→ Problema escrito 1: Indique todas as siglas que surgem no texto sobre o desaparecimento de material de guerra em Tancos, mencionando cada uma apenas uma vez.

→ Texto de leitura:

________

17-08-2018 - Neto Simões

“A desconfiança é a sentinela da segurança"

Vai fazer um ano que ocorreu o desaparecimento enigmático – furto, encenação ou mistificação – de material de guerra dos Paios Nacionais de Tancos (PNT). Três meses depois, o mesmo (?) material acabaria por aparecer misteriosamente na Chamusca, a cerca de 25 Km de Tancos, resgatado pela GNR e Polícia Judiciária Militar (PJM) depois de alegada denúncia anónima. A recuperação surgiu com mais explosivos o que confirma a falta de controlo dos inventários nos PNT.

O aparecimento não resultou da investigação pelo que, no mínimo é um episódio inusitado com objectivos de carácter duvidoso. E constitui um indício preocupante de manipulação dos factos, tendo em vista lançar um manto de obscuridade na tentativa de condicionar o inquérito, cuja investigação criminal é da responsabilidade do Departamento Central de Investigação e Acção Penal (DCIAP/PJ).

________

→ Registos guardados:
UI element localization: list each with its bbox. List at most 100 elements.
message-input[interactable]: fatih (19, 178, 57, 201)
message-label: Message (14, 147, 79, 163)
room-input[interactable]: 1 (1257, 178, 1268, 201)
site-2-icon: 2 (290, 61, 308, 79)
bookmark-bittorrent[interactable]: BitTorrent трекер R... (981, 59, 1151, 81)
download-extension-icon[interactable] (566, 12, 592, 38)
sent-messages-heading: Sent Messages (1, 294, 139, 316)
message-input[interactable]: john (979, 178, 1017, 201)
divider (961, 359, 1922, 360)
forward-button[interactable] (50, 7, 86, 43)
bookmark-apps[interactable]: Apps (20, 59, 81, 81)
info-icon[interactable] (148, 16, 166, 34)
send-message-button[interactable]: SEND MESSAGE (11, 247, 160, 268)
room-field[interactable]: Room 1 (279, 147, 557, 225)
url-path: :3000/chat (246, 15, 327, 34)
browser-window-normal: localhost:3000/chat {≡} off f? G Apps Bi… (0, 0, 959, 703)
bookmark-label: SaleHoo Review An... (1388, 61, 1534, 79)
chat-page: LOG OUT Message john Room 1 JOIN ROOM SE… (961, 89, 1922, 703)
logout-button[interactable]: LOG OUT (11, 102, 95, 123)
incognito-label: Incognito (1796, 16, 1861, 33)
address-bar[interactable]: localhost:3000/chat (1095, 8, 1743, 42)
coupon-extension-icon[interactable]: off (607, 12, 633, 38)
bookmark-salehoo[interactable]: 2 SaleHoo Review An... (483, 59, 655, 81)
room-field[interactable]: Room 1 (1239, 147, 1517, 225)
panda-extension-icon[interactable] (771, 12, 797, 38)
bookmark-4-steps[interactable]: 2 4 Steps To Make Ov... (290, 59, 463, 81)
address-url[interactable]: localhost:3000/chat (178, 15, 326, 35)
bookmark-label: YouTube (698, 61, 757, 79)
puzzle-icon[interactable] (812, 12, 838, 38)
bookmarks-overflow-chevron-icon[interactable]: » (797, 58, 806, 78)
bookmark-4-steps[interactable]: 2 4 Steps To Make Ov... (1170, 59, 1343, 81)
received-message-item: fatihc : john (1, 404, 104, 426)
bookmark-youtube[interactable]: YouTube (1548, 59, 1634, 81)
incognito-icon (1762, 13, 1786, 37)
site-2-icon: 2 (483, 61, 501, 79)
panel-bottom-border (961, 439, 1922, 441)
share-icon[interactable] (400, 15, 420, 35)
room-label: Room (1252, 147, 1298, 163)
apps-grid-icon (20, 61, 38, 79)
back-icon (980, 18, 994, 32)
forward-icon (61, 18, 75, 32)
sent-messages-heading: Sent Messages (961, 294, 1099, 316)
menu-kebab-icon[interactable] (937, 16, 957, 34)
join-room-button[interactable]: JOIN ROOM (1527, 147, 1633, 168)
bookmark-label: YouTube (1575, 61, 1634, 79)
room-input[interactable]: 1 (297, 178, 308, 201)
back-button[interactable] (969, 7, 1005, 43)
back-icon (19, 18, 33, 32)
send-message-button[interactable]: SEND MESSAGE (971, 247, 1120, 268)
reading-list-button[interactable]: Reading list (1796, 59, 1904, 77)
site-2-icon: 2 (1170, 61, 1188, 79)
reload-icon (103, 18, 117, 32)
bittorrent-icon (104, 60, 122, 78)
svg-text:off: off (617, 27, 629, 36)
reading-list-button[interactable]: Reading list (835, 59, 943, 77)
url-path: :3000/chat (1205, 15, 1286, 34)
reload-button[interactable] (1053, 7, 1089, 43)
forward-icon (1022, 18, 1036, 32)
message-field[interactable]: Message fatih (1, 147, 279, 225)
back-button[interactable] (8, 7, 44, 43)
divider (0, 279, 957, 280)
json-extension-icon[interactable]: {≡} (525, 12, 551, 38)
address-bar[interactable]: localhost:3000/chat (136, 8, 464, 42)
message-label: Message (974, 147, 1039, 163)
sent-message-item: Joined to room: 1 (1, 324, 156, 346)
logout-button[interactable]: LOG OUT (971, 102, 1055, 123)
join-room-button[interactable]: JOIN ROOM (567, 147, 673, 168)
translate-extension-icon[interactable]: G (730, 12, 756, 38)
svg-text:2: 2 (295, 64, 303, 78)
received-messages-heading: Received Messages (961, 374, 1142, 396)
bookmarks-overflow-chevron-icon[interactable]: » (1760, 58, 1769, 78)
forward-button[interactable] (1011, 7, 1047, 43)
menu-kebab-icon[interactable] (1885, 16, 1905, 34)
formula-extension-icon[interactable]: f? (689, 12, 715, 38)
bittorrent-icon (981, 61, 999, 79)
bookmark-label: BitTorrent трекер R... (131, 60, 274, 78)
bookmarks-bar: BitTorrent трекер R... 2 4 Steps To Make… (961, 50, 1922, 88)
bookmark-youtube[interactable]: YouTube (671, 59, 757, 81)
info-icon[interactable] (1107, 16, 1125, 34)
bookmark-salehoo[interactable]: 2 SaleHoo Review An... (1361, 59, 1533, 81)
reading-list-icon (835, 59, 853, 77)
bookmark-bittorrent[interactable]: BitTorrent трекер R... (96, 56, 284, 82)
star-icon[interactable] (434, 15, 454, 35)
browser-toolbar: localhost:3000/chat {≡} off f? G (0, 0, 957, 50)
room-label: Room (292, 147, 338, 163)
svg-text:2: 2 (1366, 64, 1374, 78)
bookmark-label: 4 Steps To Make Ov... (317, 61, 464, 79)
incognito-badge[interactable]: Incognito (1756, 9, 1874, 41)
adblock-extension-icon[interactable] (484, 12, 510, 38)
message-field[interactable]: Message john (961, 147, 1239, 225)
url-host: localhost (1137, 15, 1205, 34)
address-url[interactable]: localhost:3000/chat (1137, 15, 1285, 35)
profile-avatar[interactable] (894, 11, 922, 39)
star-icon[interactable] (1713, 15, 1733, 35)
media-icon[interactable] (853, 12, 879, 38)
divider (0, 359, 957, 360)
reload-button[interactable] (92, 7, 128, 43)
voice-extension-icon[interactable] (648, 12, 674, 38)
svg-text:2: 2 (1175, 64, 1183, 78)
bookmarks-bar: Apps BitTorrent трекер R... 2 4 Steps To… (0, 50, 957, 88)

________

→ Problema escrito 2: Reúna todas as linhas dos registos em que aparece a palavra "send", tendo em conta a distinção entre maiúsculas e minúsculas.

→ Resposta completa 1: PNT, GNR, PJM, DCIAP/PJ

→ Resposta completa 2:
send-message-button[interactable]: SEND MESSAGE (11, 247, 160, 268)
send-message-button[interactable]: SEND MESSAGE (971, 247, 1120, 268)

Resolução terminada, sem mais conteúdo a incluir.